**Records provided**
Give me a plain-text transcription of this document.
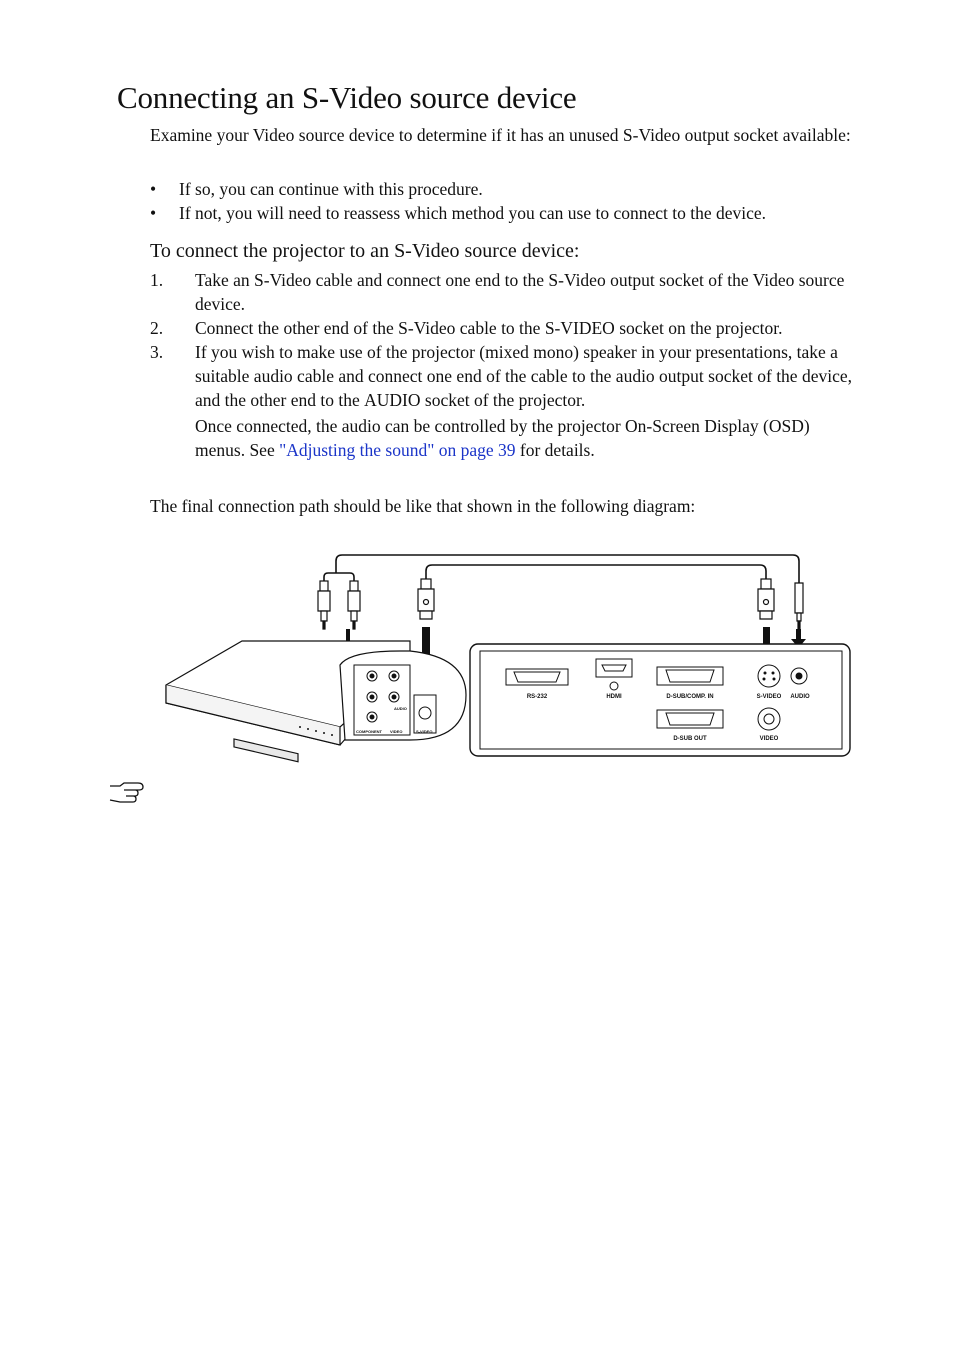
Connecting an S-Video source device

Examine your Video source device to determine if it has an unused S-Video output socket available:

• If so, you can continue with this procedure.
• If not, you will need to reassess which method you can use to connect to the device.
To connect the projector to an S-Video source device:
1. Take an S-Video cable and connect one end to the S-Video output socket of the Video source device.
2. Connect the other end of the S-Video cable to the S-VIDEO socket on the projector.
3. If you wish to make use of the projector (mixed mono) speaker in your presentations, take a suitable audio cable and connect one end of the cable to the audio output socket of the device, and the other end to the AUDIO socket of the projector.
Once connected, the audio can be controlled by the projector On-Screen Display (OSD) menus. See "Adjusting the sound" on page 39 for details.

The final connection path should be like that shown in the following diagram:

COMPONENT VIDEO	S-VIDEO
AUDIO
RS-232	HDMI	D-SUB/COMP. IN	S-VIDEO AUDIO
D-SUB OUT	VIDEO
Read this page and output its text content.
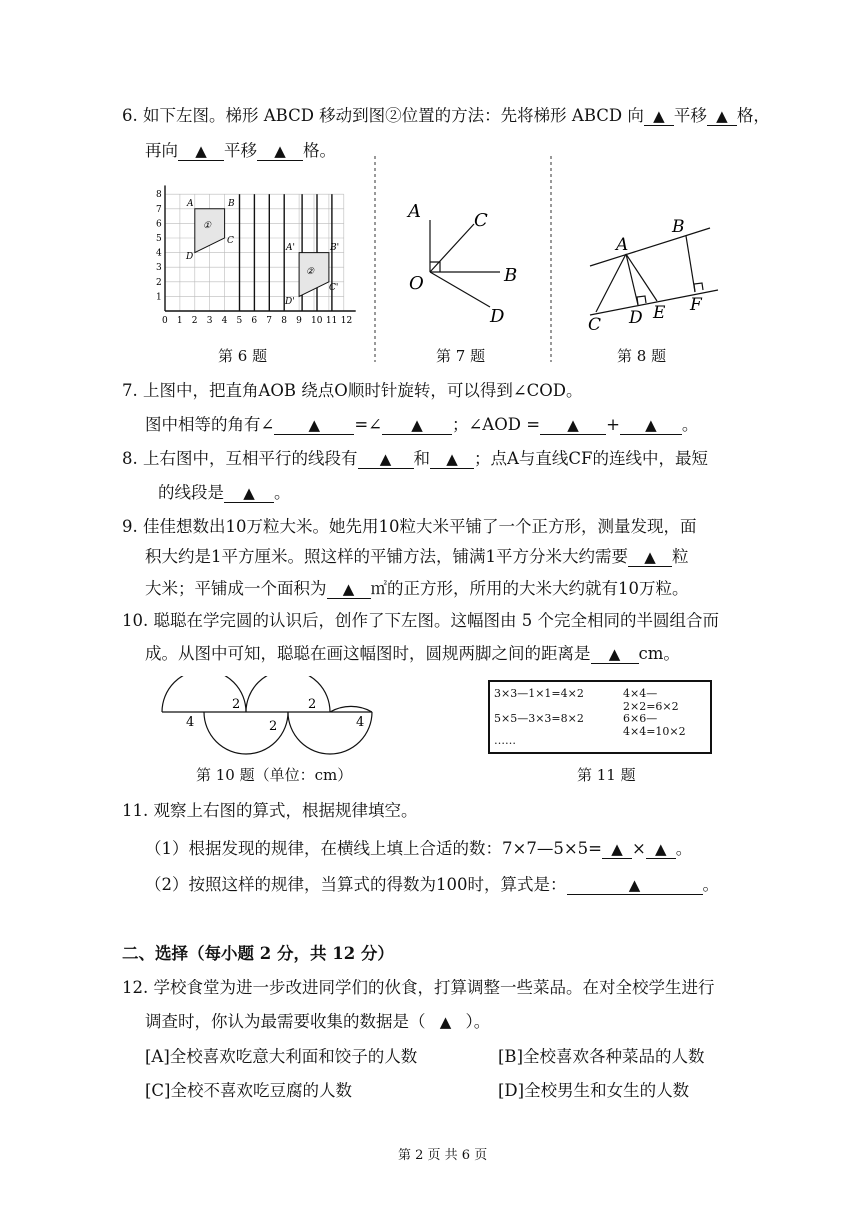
6. 如下左图。梯形 ABCD 移动到图②位置的方法：先将梯形 ABCD 向 ▲ 平移 ▲ 格，
再向 ▲ 平移 ▲ 格。
1
2
3
4
5
6
7
8
0 1 2 3 4 5 6 7 8 9 10 11 12
A	B
C
D
①
A'	B'
C'
D'
②
A	C
O	B
D
A
B
C D E F
第 6 题	第 7 题	第 8 题
7. 上图中，把直角AOB 绕点O顺时针旋转，可以得到∠COD。
图中相等的角有∠ ▲ =∠ ▲ ；∠AOD = ▲ + ▲ 。
8. 上右图中，互相平行的线段有 ▲ 和 ▲ ；点A与直线CF的连线中，最短
的线段是 ▲ 。
9. 佳佳想数出10万粒大米。她先用10粒大米平铺了一个正方形，测量发现，面
积大约是1平方厘米。照这样的平铺方法，铺满1平方分米大约需要 ▲ 粒
大米；平铺成一个面积为 ▲ ㎡的正方形，所用的大米大约就有10万粒。
10. 聪聪在学完圆的认识后，创作了下左图。这幅图由 5 个完全相同的半圆组合而
成。从图中可知，聪聪在画这幅图时，圆规两脚之间的距离是 ▲ cm。
4
2
2
2
4
第 10 题（单位：cm）
3×3—1×1=4×2	4×4—2×2=6×2
5×5—3×3=8×2	6×6—4×4=10×2
……
第 11 题
11. 观察上右图的算式，根据规律填空。
（1）根据发现的规律，在横线上填上合适的数：7×7—5×5= ▲ × ▲ 。
（2）按照这样的规律，当算式的得数为100时，算式是：	▲	。
二、选择（每小题 2 分，共 12 分）
12. 学校食堂为进一步改进同学们的伙食，打算调整一些菜品。在对全校学生进行
调查时，你认为最需要收集的数据是（ ▲ ）。
[A]全校喜欢吃意大利面和饺子的人数	[B]全校喜欢各种菜品的人数
[C]全校不喜欢吃豆腐的人数	[D]全校男生和女生的人数
第 2 页 共 6 页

**What to produce**
Transcribe the full listing character for character. Pictures are excluded.

**Answer**
Give me a plain-text transcription of this document.
Connecting an S-Video source device

Examine your Video source device to determine if it has an unused S-Video output socket available:

• If so, you can continue with this procedure.
• If not, you will need to reassess which method you can use to connect to the device.
To connect the projector to an S-Video source device:
1. Take an S-Video cable and connect one end to the S-Video output socket of the Video source device.
2. Connect the other end of the S-Video cable to the S-VIDEO socket on the projector.
3. If you wish to make use of the projector (mixed mono) speaker in your presentations, take a suitable audio cable and connect one end of the cable to the audio output socket of the device, and the other end to the AUDIO socket of the projector.
Once connected, the audio can be controlled by the projector On-Screen Display (OSD) menus. See "Adjusting the sound" on page 39 for details.

The final connection path should be like that shown in the following diagram:

COMPONENT VIDEO	S-VIDEO
AUDIO
RS-232	HDMI	D-SUB/COMP. IN	S-VIDEO AUDIO
D-SUB OUT	VIDEO
Read this page and output its text content.
6. 如下左图。梯形 ABCD 移动到图②位置的方法：先将梯形 ABCD 向 ▲ 平移 ▲ 格，
再向 ▲ 平移 ▲ 格。
1
2
3
4
5
6
7
8
0 1 2 3 4 5 6 7 8 9 10 11 12
A	B
C
D
①
A'	B'
C'
D'
②
A	C
O	B
D
A
B
C D E F
第 6 题	第 7 题	第 8 题
7. 上图中，把直角AOB 绕点O顺时针旋转，可以得到∠COD。
图中相等的角有∠ ▲ =∠ ▲ ；∠AOD = ▲ + ▲ 。
8. 上右图中，互相平行的线段有 ▲ 和 ▲ ；点A与直线CF的连线中，最短
的线段是 ▲ 。
9. 佳佳想数出10万粒大米。她先用10粒大米平铺了一个正方形，测量发现，面
积大约是1平方厘米。照这样的平铺方法，铺满1平方分米大约需要 ▲ 粒
大米；平铺成一个面积为 ▲ ㎡的正方形，所用的大米大约就有10万粒。
10. 聪聪在学完圆的认识后，创作了下左图。这幅图由 5 个完全相同的半圆组合而
成。从图中可知，聪聪在画这幅图时，圆规两脚之间的距离是 ▲ cm。
4
2
2
2
4
第 10 题（单位：cm）
3×3—1×1=4×2	4×4—2×2=6×2
5×5—3×3=8×2	6×6—4×4=10×2
……
第 11 题
11. 观察上右图的算式，根据规律填空。
（1）根据发现的规律，在横线上填上合适的数：7×7—5×5= ▲ × ▲ 。
（2）按照这样的规律，当算式的得数为100时，算式是：	▲	。
二、选择（每小题 2 分，共 12 分）
12. 学校食堂为进一步改进同学们的伙食，打算调整一些菜品。在对全校学生进行
调查时，你认为最需要收集的数据是（ ▲ ）。
[A]全校喜欢吃意大利面和饺子的人数	[B]全校喜欢各种菜品的人数
[C]全校不喜欢吃豆腐的人数	[D]全校男生和女生的人数
第 2 页 共 6 页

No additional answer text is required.